**Given task**
Pictures appear in the records below; write out everything else exactly.

* Start Dataset records *

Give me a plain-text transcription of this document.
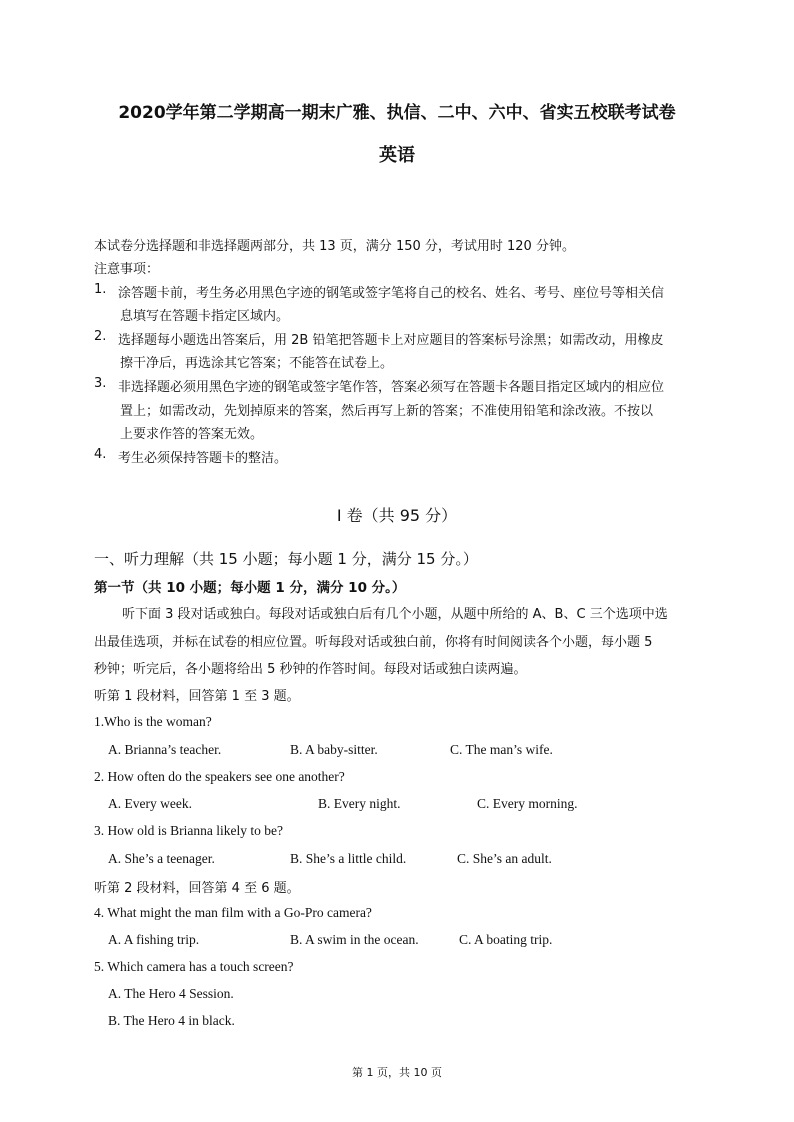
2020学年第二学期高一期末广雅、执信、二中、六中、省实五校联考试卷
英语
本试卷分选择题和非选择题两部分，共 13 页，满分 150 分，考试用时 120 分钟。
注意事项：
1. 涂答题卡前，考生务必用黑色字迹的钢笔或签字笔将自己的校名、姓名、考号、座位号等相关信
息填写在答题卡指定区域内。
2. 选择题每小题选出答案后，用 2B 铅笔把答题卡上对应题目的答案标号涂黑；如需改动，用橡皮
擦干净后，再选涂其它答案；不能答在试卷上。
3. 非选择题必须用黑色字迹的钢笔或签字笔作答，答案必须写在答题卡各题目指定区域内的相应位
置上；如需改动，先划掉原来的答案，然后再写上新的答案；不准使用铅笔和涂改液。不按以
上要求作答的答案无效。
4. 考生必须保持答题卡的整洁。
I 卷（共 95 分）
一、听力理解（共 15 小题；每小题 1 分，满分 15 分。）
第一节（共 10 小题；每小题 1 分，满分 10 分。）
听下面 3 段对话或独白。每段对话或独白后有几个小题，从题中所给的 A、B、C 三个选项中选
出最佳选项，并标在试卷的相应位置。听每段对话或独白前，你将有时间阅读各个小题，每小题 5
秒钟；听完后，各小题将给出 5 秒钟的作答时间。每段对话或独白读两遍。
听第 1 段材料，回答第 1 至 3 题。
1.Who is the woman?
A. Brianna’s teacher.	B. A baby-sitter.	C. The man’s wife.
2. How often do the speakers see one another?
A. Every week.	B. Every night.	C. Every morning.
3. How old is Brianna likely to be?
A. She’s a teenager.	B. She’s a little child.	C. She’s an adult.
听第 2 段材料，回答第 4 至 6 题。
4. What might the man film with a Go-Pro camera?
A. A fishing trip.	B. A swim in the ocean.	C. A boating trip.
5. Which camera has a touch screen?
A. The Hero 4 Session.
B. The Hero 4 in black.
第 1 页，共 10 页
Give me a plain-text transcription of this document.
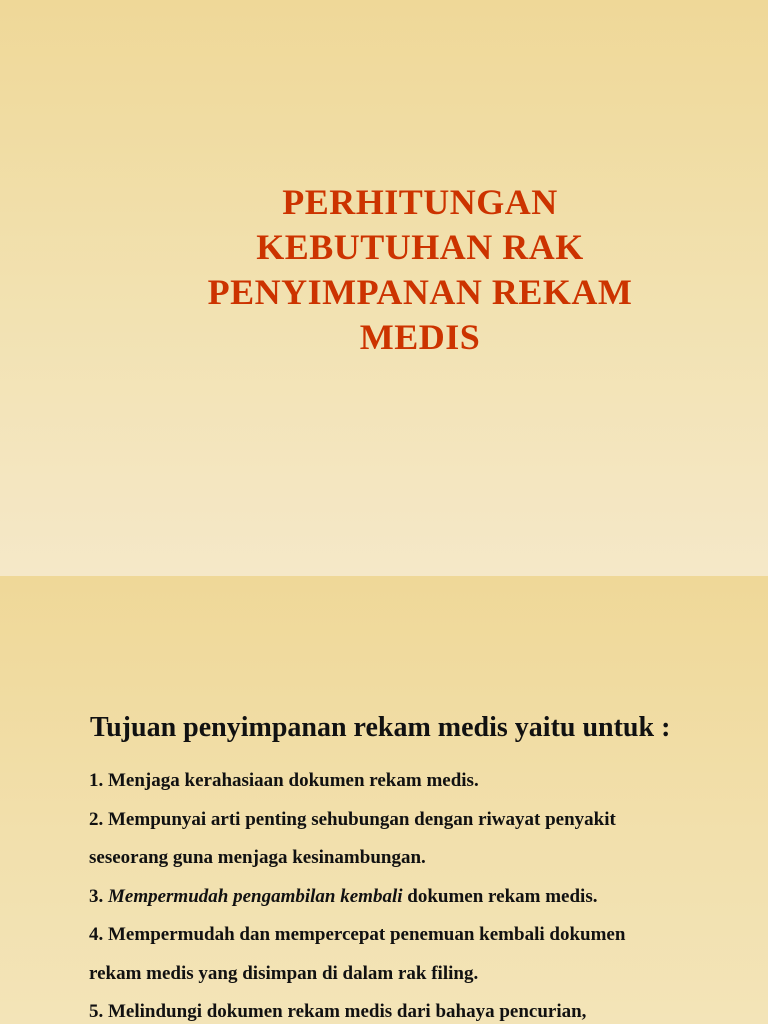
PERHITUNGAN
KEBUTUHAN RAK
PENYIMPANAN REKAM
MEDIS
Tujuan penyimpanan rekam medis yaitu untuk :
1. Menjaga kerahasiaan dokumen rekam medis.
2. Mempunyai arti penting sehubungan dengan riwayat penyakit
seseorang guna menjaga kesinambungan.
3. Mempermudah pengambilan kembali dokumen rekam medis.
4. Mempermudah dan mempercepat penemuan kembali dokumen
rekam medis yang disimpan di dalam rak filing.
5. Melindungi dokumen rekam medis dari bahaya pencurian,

* End Dataset records *

**Response**
Give me a plain-text transcription of this document.
2020学年第二学期高一期末广雅、执信、二中、六中、省实五校联考试卷
英语
本试卷分选择题和非选择题两部分，共 13 页，满分 150 分，考试用时 120 分钟。
注意事项：
1. 涂答题卡前，考生务必用黑色字迹的钢笔或签字笔将自己的校名、姓名、考号、座位号等相关信
息填写在答题卡指定区域内。
2. 选择题每小题选出答案后，用 2B 铅笔把答题卡上对应题目的答案标号涂黑；如需改动，用橡皮
擦干净后，再选涂其它答案；不能答在试卷上。
3. 非选择题必须用黑色字迹的钢笔或签字笔作答，答案必须写在答题卡各题目指定区域内的相应位
置上；如需改动，先划掉原来的答案，然后再写上新的答案；不准使用铅笔和涂改液。不按以
上要求作答的答案无效。
4. 考生必须保持答题卡的整洁。
I 卷（共 95 分）
一、听力理解（共 15 小题；每小题 1 分，满分 15 分。）
第一节（共 10 小题；每小题 1 分，满分 10 分。）
听下面 3 段对话或独白。每段对话或独白后有几个小题，从题中所给的 A、B、C 三个选项中选
出最佳选项，并标在试卷的相应位置。听每段对话或独白前，你将有时间阅读各个小题，每小题 5
秒钟；听完后，各小题将给出 5 秒钟的作答时间。每段对话或独白读两遍。
听第 1 段材料，回答第 1 至 3 题。
1.Who is the woman?
A. Brianna’s teacher.	B. A baby-sitter.	C. The man’s wife.
2. How often do the speakers see one another?
A. Every week.	B. Every night.	C. Every morning.
3. How old is Brianna likely to be?
A. She’s a teenager.	B. She’s a little child.	C. She’s an adult.
听第 2 段材料，回答第 4 至 6 题。
4. What might the man film with a Go-Pro camera?
A. A fishing trip.	B. A swim in the ocean.	C. A boating trip.
5. Which camera has a touch screen?
A. The Hero 4 Session.
B. The Hero 4 in black.
第 1 页，共 10 页
Give me a plain-text transcription of this document.
PERHITUNGAN
KEBUTUHAN RAK
PENYIMPANAN REKAM
MEDIS
Tujuan penyimpanan rekam medis yaitu untuk :
1. Menjaga kerahasiaan dokumen rekam medis.
2. Mempunyai arti penting sehubungan dengan riwayat penyakit
seseorang guna menjaga kesinambungan.
3. Mempermudah pengambilan kembali dokumen rekam medis.
4. Mempermudah dan mempercepat penemuan kembali dokumen
rekam medis yang disimpan di dalam rak filing.
5. Melindungi dokumen rekam medis dari bahaya pencurian,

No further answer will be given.